Records from a collection:
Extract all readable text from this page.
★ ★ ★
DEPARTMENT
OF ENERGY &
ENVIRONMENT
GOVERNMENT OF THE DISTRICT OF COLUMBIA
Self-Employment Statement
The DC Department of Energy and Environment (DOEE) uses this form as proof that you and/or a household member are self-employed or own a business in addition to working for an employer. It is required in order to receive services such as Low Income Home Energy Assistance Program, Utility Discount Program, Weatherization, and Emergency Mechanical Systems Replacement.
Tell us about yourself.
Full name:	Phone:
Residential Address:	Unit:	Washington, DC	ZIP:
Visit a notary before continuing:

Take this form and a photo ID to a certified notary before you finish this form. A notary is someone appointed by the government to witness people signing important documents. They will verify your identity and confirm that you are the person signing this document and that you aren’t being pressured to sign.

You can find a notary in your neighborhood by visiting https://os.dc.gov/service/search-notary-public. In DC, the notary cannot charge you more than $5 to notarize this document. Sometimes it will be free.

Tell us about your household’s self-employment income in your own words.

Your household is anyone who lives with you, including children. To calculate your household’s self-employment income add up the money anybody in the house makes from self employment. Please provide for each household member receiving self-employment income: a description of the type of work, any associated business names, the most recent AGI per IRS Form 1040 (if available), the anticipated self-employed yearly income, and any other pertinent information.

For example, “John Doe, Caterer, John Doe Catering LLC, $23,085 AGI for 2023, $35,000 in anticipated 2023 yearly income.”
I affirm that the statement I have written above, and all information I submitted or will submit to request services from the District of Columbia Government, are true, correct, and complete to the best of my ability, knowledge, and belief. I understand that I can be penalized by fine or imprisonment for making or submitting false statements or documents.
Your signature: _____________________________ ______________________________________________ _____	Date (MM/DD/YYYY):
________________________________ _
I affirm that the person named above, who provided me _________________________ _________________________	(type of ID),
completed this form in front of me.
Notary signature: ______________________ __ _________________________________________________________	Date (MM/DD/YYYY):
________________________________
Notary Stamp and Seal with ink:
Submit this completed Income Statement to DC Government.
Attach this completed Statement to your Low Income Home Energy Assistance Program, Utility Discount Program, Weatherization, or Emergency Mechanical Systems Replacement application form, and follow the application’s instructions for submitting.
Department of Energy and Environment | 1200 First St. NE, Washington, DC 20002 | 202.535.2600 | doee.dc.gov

INSTRUCTIONS FOR THE TASK:
Using the records given above, list every line that includes the word "services".

THE RESPONSE:
The DC Department of Energy and Environment (DOEE) uses this form as proof that you and/or a household member are self-employed or own a business in addition to working for an employer. It is required in order to receive services such as Low Income Home Energy Assistance Program, Utility Discount Program, Weatherization, and Emergency Mechanical Systems Replacement.
I affirm that the statement I have written above, and all information I submitted or will submit to request services from the District of Columbia Government, are true, correct, and complete to the best of my ability, knowledge, and belief. I understand that I can be penalized by fine or imprisonment for making or submitting false statements or documents.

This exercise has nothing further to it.